* Instructions for the task:
The listing below should be written out exactly; please include all of it.

------ Data listing

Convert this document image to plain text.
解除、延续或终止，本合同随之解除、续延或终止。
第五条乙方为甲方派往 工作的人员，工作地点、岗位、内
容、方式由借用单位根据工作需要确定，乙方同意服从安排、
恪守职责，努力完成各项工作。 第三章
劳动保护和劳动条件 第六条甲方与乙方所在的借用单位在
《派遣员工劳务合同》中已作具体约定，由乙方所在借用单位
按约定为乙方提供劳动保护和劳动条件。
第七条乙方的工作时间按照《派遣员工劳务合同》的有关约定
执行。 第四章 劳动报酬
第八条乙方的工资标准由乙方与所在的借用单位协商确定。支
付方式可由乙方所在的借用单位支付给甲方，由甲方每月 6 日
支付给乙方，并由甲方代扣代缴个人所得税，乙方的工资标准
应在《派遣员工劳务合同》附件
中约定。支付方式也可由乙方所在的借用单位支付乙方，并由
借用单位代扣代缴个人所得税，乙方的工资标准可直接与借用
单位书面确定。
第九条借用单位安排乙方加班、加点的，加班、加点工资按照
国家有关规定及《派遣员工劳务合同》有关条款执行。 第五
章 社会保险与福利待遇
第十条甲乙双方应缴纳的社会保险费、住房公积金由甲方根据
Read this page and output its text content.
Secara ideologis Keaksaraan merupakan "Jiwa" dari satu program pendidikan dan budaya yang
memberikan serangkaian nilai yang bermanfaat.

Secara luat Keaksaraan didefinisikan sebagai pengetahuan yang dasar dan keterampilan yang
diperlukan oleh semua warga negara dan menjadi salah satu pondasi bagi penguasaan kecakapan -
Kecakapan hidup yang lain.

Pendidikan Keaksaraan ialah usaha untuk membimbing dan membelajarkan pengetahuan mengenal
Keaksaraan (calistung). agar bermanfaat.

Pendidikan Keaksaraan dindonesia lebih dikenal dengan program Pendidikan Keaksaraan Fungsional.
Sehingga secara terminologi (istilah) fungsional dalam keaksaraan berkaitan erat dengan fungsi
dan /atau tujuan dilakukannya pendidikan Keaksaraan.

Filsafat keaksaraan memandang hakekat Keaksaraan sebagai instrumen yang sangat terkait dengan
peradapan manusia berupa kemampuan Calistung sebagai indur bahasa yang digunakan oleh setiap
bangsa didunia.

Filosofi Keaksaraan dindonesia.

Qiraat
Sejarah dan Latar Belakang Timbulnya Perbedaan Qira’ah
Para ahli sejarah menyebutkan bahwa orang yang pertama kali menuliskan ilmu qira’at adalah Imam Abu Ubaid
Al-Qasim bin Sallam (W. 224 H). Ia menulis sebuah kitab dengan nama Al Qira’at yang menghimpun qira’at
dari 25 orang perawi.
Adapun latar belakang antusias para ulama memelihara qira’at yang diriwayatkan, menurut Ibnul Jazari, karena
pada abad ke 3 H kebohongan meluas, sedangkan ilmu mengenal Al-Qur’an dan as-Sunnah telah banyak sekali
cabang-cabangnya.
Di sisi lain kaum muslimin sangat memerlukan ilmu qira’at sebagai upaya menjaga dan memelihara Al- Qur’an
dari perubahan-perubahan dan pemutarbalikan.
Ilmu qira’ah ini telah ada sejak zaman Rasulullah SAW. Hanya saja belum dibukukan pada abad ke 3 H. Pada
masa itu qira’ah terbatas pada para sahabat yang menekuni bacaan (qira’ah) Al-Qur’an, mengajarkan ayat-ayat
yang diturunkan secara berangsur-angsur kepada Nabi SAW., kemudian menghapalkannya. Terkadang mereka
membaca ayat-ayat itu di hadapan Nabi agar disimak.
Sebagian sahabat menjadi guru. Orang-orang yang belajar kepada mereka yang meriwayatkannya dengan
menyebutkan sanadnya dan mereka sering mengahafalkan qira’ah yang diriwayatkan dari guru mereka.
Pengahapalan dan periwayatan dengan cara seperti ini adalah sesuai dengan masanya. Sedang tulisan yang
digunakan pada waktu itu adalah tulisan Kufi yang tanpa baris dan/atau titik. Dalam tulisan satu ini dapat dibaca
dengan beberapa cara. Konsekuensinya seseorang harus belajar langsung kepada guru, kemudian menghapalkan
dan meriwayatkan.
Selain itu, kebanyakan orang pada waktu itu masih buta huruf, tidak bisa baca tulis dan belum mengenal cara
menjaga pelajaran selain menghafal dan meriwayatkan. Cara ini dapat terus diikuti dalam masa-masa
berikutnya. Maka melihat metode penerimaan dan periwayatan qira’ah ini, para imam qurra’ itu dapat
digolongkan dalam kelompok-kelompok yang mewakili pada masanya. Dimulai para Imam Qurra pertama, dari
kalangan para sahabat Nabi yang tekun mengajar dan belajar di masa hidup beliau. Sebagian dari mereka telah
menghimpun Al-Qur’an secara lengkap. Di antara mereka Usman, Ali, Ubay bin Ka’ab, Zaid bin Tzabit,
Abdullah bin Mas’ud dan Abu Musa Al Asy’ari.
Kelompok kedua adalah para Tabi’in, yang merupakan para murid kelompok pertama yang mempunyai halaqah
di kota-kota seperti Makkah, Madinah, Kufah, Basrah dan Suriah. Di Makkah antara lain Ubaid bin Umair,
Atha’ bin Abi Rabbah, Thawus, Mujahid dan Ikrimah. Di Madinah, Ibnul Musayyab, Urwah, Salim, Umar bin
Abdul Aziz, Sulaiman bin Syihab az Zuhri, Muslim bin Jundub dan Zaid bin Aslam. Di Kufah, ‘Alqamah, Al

------------

* Exercise response:
Convert this document image to plain text.
解除、延续或终止，本合同随之解除、续延或终止。
第五条乙方为甲方派往 工作的人员，工作地点、岗位、内
容、方式由借用单位根据工作需要确定，乙方同意服从安排、
恪守职责，努力完成各项工作。 第三章
劳动保护和劳动条件 第六条甲方与乙方所在的借用单位在
《派遣员工劳务合同》中已作具体约定，由乙方所在借用单位
按约定为乙方提供劳动保护和劳动条件。
第七条乙方的工作时间按照《派遣员工劳务合同》的有关约定
执行。 第四章 劳动报酬
第八条乙方的工资标准由乙方与所在的借用单位协商确定。支
付方式可由乙方所在的借用单位支付给甲方，由甲方每月 6 日
支付给乙方，并由甲方代扣代缴个人所得税，乙方的工资标准
应在《派遣员工劳务合同》附件
中约定。支付方式也可由乙方所在的借用单位支付乙方，并由
借用单位代扣代缴个人所得税，乙方的工资标准可直接与借用
单位书面确定。
第九条借用单位安排乙方加班、加点的，加班、加点工资按照
国家有关规定及《派遣员工劳务合同》有关条款执行。 第五
章 社会保险与福利待遇
第十条甲乙双方应缴纳的社会保险费、住房公积金由甲方根据
Read this page and output its text content.
Secara ideologis Keaksaraan merupakan "Jiwa" dari satu program pendidikan dan budaya yang
memberikan serangkaian nilai yang bermanfaat.

Secara luat Keaksaraan didefinisikan sebagai pengetahuan yang dasar dan keterampilan yang
diperlukan oleh semua warga negara dan menjadi salah satu pondasi bagi penguasaan kecakapan -
Kecakapan hidup yang lain.

Pendidikan Keaksaraan ialah usaha untuk membimbing dan membelajarkan pengetahuan mengenal
Keaksaraan (calistung). agar bermanfaat.

Pendidikan Keaksaraan dindonesia lebih dikenal dengan program Pendidikan Keaksaraan Fungsional.
Sehingga secara terminologi (istilah) fungsional dalam keaksaraan berkaitan erat dengan fungsi
dan /atau tujuan dilakukannya pendidikan Keaksaraan.

Filsafat keaksaraan memandang hakekat Keaksaraan sebagai instrumen yang sangat terkait dengan
peradapan manusia berupa kemampuan Calistung sebagai indur bahasa yang digunakan oleh setiap
bangsa didunia.

Filosofi Keaksaraan dindonesia.

Qiraat
Sejarah dan Latar Belakang Timbulnya Perbedaan Qira’ah
Para ahli sejarah menyebutkan bahwa orang yang pertama kali menuliskan ilmu qira’at adalah Imam Abu Ubaid
Al-Qasim bin Sallam (W. 224 H). Ia menulis sebuah kitab dengan nama Al Qira’at yang menghimpun qira’at
dari 25 orang perawi.
Adapun latar belakang antusias para ulama memelihara qira’at yang diriwayatkan, menurut Ibnul Jazari, karena
pada abad ke 3 H kebohongan meluas, sedangkan ilmu mengenal Al-Qur’an dan as-Sunnah telah banyak sekali
cabang-cabangnya.
Di sisi lain kaum muslimin sangat memerlukan ilmu qira’at sebagai upaya menjaga dan memelihara Al- Qur’an
dari perubahan-perubahan dan pemutarbalikan.
Ilmu qira’ah ini telah ada sejak zaman Rasulullah SAW. Hanya saja belum dibukukan pada abad ke 3 H. Pada
masa itu qira’ah terbatas pada para sahabat yang menekuni bacaan (qira’ah) Al-Qur’an, mengajarkan ayat-ayat
yang diturunkan secara berangsur-angsur kepada Nabi SAW., kemudian menghapalkannya. Terkadang mereka
membaca ayat-ayat itu di hadapan Nabi agar disimak.
Sebagian sahabat menjadi guru. Orang-orang yang belajar kepada mereka yang meriwayatkannya dengan
menyebutkan sanadnya dan mereka sering mengahafalkan qira’ah yang diriwayatkan dari guru mereka.
Pengahapalan dan periwayatan dengan cara seperti ini adalah sesuai dengan masanya. Sedang tulisan yang
digunakan pada waktu itu adalah tulisan Kufi yang tanpa baris dan/atau titik. Dalam tulisan satu ini dapat dibaca
dengan beberapa cara. Konsekuensinya seseorang harus belajar langsung kepada guru, kemudian menghapalkan
dan meriwayatkan.
Selain itu, kebanyakan orang pada waktu itu masih buta huruf, tidak bisa baca tulis dan belum mengenal cara
menjaga pelajaran selain menghafal dan meriwayatkan. Cara ini dapat terus diikuti dalam masa-masa
berikutnya. Maka melihat metode penerimaan dan periwayatan qira’ah ini, para imam qurra’ itu dapat
digolongkan dalam kelompok-kelompok yang mewakili pada masanya. Dimulai para Imam Qurra pertama, dari
kalangan para sahabat Nabi yang tekun mengajar dan belajar di masa hidup beliau. Sebagian dari mereka telah
menghimpun Al-Qur’an secara lengkap. Di antara mereka Usman, Ali, Ubay bin Ka’ab, Zaid bin Tzabit,
Abdullah bin Mas’ud dan Abu Musa Al Asy’ari.
Kelompok kedua adalah para Tabi’in, yang merupakan para murid kelompok pertama yang mempunyai halaqah
di kota-kota seperti Makkah, Madinah, Kufah, Basrah dan Suriah. Di Makkah antara lain Ubaid bin Umair,
Atha’ bin Abi Rabbah, Thawus, Mujahid dan Ikrimah. Di Madinah, Ibnul Musayyab, Urwah, Salim, Umar bin
Abdul Aziz, Sulaiman bin Syihab az Zuhri, Muslim bin Jundub dan Zaid bin Aslam. Di Kufah, ‘Alqamah, Al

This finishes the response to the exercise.